— TASK GOAL —
All entries should be output exactly as they stand.
• • • •
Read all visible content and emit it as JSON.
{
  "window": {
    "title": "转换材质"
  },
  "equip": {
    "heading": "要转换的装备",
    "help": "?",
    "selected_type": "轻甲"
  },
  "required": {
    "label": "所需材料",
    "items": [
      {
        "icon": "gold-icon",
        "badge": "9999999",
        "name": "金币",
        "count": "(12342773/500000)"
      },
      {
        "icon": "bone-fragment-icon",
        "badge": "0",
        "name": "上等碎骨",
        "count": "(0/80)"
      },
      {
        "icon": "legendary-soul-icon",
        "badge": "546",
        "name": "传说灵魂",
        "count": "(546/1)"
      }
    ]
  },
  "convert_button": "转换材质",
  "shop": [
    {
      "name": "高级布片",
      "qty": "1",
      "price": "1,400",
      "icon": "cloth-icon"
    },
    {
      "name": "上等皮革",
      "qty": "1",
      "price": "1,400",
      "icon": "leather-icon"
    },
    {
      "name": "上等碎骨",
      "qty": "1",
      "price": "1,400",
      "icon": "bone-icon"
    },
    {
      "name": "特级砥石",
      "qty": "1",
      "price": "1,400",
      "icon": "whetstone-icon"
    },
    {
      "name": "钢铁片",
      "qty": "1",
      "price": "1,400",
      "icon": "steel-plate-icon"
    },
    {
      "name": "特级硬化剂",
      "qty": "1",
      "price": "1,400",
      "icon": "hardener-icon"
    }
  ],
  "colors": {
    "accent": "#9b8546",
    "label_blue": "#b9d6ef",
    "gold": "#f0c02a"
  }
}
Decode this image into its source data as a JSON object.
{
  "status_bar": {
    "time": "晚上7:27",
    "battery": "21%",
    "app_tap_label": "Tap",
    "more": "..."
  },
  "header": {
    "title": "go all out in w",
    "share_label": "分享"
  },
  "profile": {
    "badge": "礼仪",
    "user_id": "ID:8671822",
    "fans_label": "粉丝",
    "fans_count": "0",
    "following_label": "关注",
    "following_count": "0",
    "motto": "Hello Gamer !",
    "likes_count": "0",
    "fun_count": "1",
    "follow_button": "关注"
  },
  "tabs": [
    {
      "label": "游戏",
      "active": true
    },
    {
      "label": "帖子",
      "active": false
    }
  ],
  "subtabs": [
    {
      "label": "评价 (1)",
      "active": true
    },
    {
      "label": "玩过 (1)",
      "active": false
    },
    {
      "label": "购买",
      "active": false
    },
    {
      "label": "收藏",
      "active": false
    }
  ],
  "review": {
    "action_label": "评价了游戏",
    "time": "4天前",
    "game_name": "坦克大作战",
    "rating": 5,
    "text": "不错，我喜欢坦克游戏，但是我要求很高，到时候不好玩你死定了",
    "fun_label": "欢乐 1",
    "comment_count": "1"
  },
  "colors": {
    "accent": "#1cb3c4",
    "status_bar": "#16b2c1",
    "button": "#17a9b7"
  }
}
• • • •
— COMPLETE RESPONSE —
Read all visible content and emit it as JSON.
{
  "window": {
    "title": "转换材质"
  },
  "equip": {
    "heading": "要转换的装备",
    "help": "?",
    "selected_type": "轻甲"
  },
  "required": {
    "label": "所需材料",
    "items": [
      {
        "icon": "gold-icon",
        "badge": "9999999",
        "name": "金币",
        "count": "(12342773/500000)"
      },
      {
        "icon": "bone-fragment-icon",
        "badge": "0",
        "name": "上等碎骨",
        "count": "(0/80)"
      },
      {
        "icon": "legendary-soul-icon",
        "badge": "546",
        "name": "传说灵魂",
        "count": "(546/1)"
      }
    ]
  },
  "convert_button": "转换材质",
  "shop": [
    {
      "name": "高级布片",
      "qty": "1",
      "price": "1,400",
      "icon": "cloth-icon"
    },
    {
      "name": "上等皮革",
      "qty": "1",
      "price": "1,400",
      "icon": "leather-icon"
    },
    {
      "name": "上等碎骨",
      "qty": "1",
      "price": "1,400",
      "icon": "bone-icon"
    },
    {
      "name": "特级砥石",
      "qty": "1",
      "price": "1,400",
      "icon": "whetstone-icon"
    },
    {
      "name": "钢铁片",
      "qty": "1",
      "price": "1,400",
      "icon": "steel-plate-icon"
    },
    {
      "name": "特级硬化剂",
      "qty": "1",
      "price": "1,400",
      "icon": "hardener-icon"
    }
  ],
  "colors": {
    "accent": "#9b8546",
    "label_blue": "#b9d6ef",
    "gold": "#f0c02a"
  }
}
Decode this image into its source data as a JSON object.
{
  "status_bar": {
    "time": "晚上7:27",
    "battery": "21%",
    "app_tap_label": "Tap",
    "more": "..."
  },
  "header": {
    "title": "go all out in w",
    "share_label": "分享"
  },
  "profile": {
    "badge": "礼仪",
    "user_id": "ID:8671822",
    "fans_label": "粉丝",
    "fans_count": "0",
    "following_label": "关注",
    "following_count": "0",
    "motto": "Hello Gamer !",
    "likes_count": "0",
    "fun_count": "1",
    "follow_button": "关注"
  },
  "tabs": [
    {
      "label": "游戏",
      "active": true
    },
    {
      "label": "帖子",
      "active": false
    }
  ],
  "subtabs": [
    {
      "label": "评价 (1)",
      "active": true
    },
    {
      "label": "玩过 (1)",
      "active": false
    },
    {
      "label": "购买",
      "active": false
    },
    {
      "label": "收藏",
      "active": false
    }
  ],
  "review": {
    "action_label": "评价了游戏",
    "time": "4天前",
    "game_name": "坦克大作战",
    "rating": 5,
    "text": "不错，我喜欢坦克游戏，但是我要求很高，到时候不好玩你死定了",
    "fun_label": "欢乐 1",
    "comment_count": "1"
  },
  "colors": {
    "accent": "#1cb3c4",
    "status_bar": "#16b2c1",
    "button": "#17a9b7"
  }
}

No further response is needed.